» **Problem to work on**
All of the listing below must be repeated word for word. Pictures are the only thing to omit.
[START Records for processing]
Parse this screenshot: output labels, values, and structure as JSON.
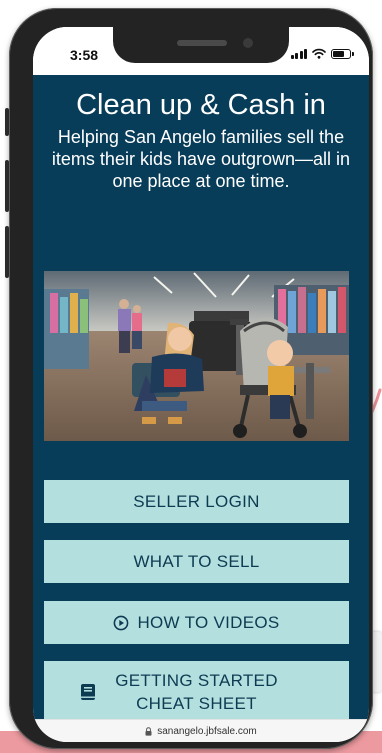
{
  "status_bar": {
    "time": "3:58",
    "battery_level": 0.7
  },
  "page": {
    "title": "Clean up & Cash in",
    "subtitle": "Helping San Angelo families sell the items their kids have outgrown—all in one place at one time."
  },
  "hero_image": {
    "icon": "hero-photo"
  },
  "buttons": {
    "seller_login": "SELLER LOGIN",
    "what_to_sell": "WHAT TO SELL",
    "how_to_videos": "HOW TO VIDEOS",
    "cheat_sheet_line1": "GETTING STARTED",
    "cheat_sheet_line2": "CHEAT SHEET"
  },
  "icons": {
    "how_to_videos": "play-circle-icon",
    "cheat_sheet": "book-icon",
    "address_lock": "lock-icon"
  },
  "browser": {
    "url": "sanangelo.jbfsale.com"
  },
  "colors": {
    "page_background": "#083d59",
    "button_background": "#b4dfdf",
    "button_text": "#0d3b52",
    "accent_pink": "#ec9a9f"
  }
}
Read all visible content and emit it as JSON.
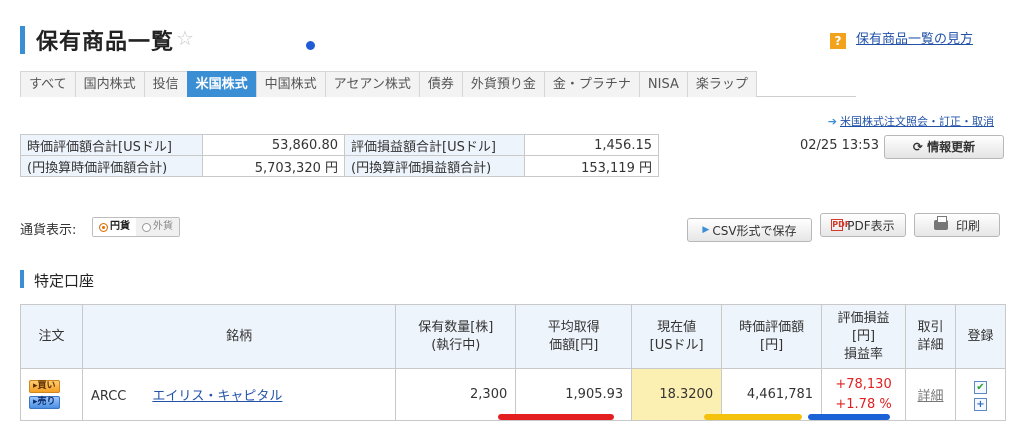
{
  "page": {
    "title": "保有商品一覧",
    "help_link": "保有商品一覧の見方",
    "help_icon": "?"
  },
  "tabs": [
    {
      "label": "すべて",
      "active": false
    },
    {
      "label": "国内株式",
      "active": false
    },
    {
      "label": "投信",
      "active": false
    },
    {
      "label": "米国株式",
      "active": true
    },
    {
      "label": "中国株式",
      "active": false
    },
    {
      "label": "アセアン株式",
      "active": false
    },
    {
      "label": "債券",
      "active": false
    },
    {
      "label": "外貨預り金",
      "active": false
    },
    {
      "label": "金・プラチナ",
      "active": false
    },
    {
      "label": "NISA",
      "active": false
    },
    {
      "label": "楽ラップ",
      "active": false
    }
  ],
  "order_link": "米国株式注文照会・訂正・取消",
  "summary": {
    "row1": {
      "label1": "時価評価額合計[USドル]",
      "value1": "53,860.80",
      "label2": "評価損益額合計[USドル]",
      "value2": "1,456.15"
    },
    "row2": {
      "label1": "(円換算時価評価額合計)",
      "value1": "5,703,320 円",
      "label2": "(円換算評価損益額合計)",
      "value2": "153,119 円"
    }
  },
  "timestamp": "02/25 13:53",
  "refresh_label": "情報更新",
  "currency": {
    "label": "通貨表示:",
    "options": [
      "円貨",
      "外貨"
    ],
    "selected": "円貨"
  },
  "buttons": {
    "csv": "CSV形式で保存",
    "pdf": "PDF表示",
    "print": "印刷"
  },
  "section_title": "特定口座",
  "holdings": {
    "headers": {
      "order": "注文",
      "name": "銘柄",
      "qty_1": "保有数量[株]",
      "qty_2": "(執行中)",
      "avg_1": "平均取得",
      "avg_2": "価額[円]",
      "price_1": "現在値",
      "price_2": "[USドル]",
      "value_1": "時価評価額",
      "value_2": "[円]",
      "pl_1": "評価損益",
      "pl_2": "[円]",
      "pl_3": "損益率",
      "detail_1": "取引",
      "detail_2": "詳細",
      "register": "登録"
    },
    "rows": [
      {
        "buy": "買い",
        "sell": "売り",
        "ticker": "ARCC",
        "name": "エイリス・キャピタル",
        "qty": "2,300",
        "avg_cost": "1,905.93",
        "price": "18.3200",
        "market_value": "4,461,781",
        "pl_amount": "+78,130",
        "pl_rate": "+1.78 %",
        "detail": "詳細",
        "check": "✔",
        "plus": "+"
      }
    ]
  },
  "colors": {
    "accent": "#3a8ed4",
    "profit": "#e02020",
    "highlight": "#fcefb2",
    "mark_red": "#e31f1f",
    "mark_yellow": "#f4c20d",
    "mark_blue": "#1a62d6"
  }
}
[END Records for processing]
» **Result**
Parse this screenshot: output labels, values, and structure as JSON.
{
  "status_bar": {
    "time": "3:58",
    "battery_level": 0.7
  },
  "page": {
    "title": "Clean up & Cash in",
    "subtitle": "Helping San Angelo families sell the items their kids have outgrown—all in one place at one time."
  },
  "hero_image": {
    "icon": "hero-photo"
  },
  "buttons": {
    "seller_login": "SELLER LOGIN",
    "what_to_sell": "WHAT TO SELL",
    "how_to_videos": "HOW TO VIDEOS",
    "cheat_sheet_line1": "GETTING STARTED",
    "cheat_sheet_line2": "CHEAT SHEET"
  },
  "icons": {
    "how_to_videos": "play-circle-icon",
    "cheat_sheet": "book-icon",
    "address_lock": "lock-icon"
  },
  "browser": {
    "url": "sanangelo.jbfsale.com"
  },
  "colors": {
    "page_background": "#083d59",
    "button_background": "#b4dfdf",
    "button_text": "#0d3b52",
    "accent_pink": "#ec9a9f"
  }
}
Read all visible content and emit it as JSON.
{
  "page": {
    "title": "保有商品一覧",
    "help_link": "保有商品一覧の見方",
    "help_icon": "?"
  },
  "tabs": [
    {
      "label": "すべて",
      "active": false
    },
    {
      "label": "国内株式",
      "active": false
    },
    {
      "label": "投信",
      "active": false
    },
    {
      "label": "米国株式",
      "active": true
    },
    {
      "label": "中国株式",
      "active": false
    },
    {
      "label": "アセアン株式",
      "active": false
    },
    {
      "label": "債券",
      "active": false
    },
    {
      "label": "外貨預り金",
      "active": false
    },
    {
      "label": "金・プラチナ",
      "active": false
    },
    {
      "label": "NISA",
      "active": false
    },
    {
      "label": "楽ラップ",
      "active": false
    }
  ],
  "order_link": "米国株式注文照会・訂正・取消",
  "summary": {
    "row1": {
      "label1": "時価評価額合計[USドル]",
      "value1": "53,860.80",
      "label2": "評価損益額合計[USドル]",
      "value2": "1,456.15"
    },
    "row2": {
      "label1": "(円換算時価評価額合計)",
      "value1": "5,703,320 円",
      "label2": "(円換算評価損益額合計)",
      "value2": "153,119 円"
    }
  },
  "timestamp": "02/25 13:53",
  "refresh_label": "情報更新",
  "currency": {
    "label": "通貨表示:",
    "options": [
      "円貨",
      "外貨"
    ],
    "selected": "円貨"
  },
  "buttons": {
    "csv": "CSV形式で保存",
    "pdf": "PDF表示",
    "print": "印刷"
  },
  "section_title": "特定口座",
  "holdings": {
    "headers": {
      "order": "注文",
      "name": "銘柄",
      "qty_1": "保有数量[株]",
      "qty_2": "(執行中)",
      "avg_1": "平均取得",
      "avg_2": "価額[円]",
      "price_1": "現在値",
      "price_2": "[USドル]",
      "value_1": "時価評価額",
      "value_2": "[円]",
      "pl_1": "評価損益",
      "pl_2": "[円]",
      "pl_3": "損益率",
      "detail_1": "取引",
      "detail_2": "詳細",
      "register": "登録"
    },
    "rows": [
      {
        "buy": "買い",
        "sell": "売り",
        "ticker": "ARCC",
        "name": "エイリス・キャピタル",
        "qty": "2,300",
        "avg_cost": "1,905.93",
        "price": "18.3200",
        "market_value": "4,461,781",
        "pl_amount": "+78,130",
        "pl_rate": "+1.78 %",
        "detail": "詳細",
        "check": "✔",
        "plus": "+"
      }
    ]
  },
  "colors": {
    "accent": "#3a8ed4",
    "profit": "#e02020",
    "highlight": "#fcefb2",
    "mark_red": "#e31f1f",
    "mark_yellow": "#f4c20d",
    "mark_blue": "#1a62d6"
  }
}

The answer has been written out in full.